→ SET EXERCISE: Extract all records. Keep each one exact.

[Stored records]
□ □ □ □

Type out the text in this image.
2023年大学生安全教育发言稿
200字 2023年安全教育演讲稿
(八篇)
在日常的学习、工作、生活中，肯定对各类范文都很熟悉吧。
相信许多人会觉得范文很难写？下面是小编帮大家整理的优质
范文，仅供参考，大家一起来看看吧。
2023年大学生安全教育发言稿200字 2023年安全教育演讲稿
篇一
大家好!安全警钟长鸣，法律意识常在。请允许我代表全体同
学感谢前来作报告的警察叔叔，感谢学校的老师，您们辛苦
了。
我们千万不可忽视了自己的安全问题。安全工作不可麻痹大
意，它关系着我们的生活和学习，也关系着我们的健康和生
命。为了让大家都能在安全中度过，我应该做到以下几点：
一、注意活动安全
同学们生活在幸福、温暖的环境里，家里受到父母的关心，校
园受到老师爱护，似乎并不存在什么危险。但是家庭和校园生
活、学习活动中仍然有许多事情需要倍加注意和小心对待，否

□ □ □ □

→ THE RESULT:
Type out the text in this image.
2023年大学生安全教育发言稿
200字 2023年安全教育演讲稿
(八篇)
在日常的学习、工作、生活中，肯定对各类范文都很熟悉吧。
相信许多人会觉得范文很难写？下面是小编帮大家整理的优质
范文，仅供参考，大家一起来看看吧。
2023年大学生安全教育发言稿200字 2023年安全教育演讲稿
篇一
大家好!安全警钟长鸣，法律意识常在。请允许我代表全体同
学感谢前来作报告的警察叔叔，感谢学校的老师，您们辛苦
了。
我们千万不可忽视了自己的安全问题。安全工作不可麻痹大
意，它关系着我们的生活和学习，也关系着我们的健康和生
命。为了让大家都能在安全中度过，我应该做到以下几点：
一、注意活动安全
同学们生活在幸福、温暖的环境里，家里受到父母的关心，校
园受到老师爱护，似乎并不存在什么危险。但是家庭和校园生
活、学习活动中仍然有许多事情需要倍加注意和小心对待，否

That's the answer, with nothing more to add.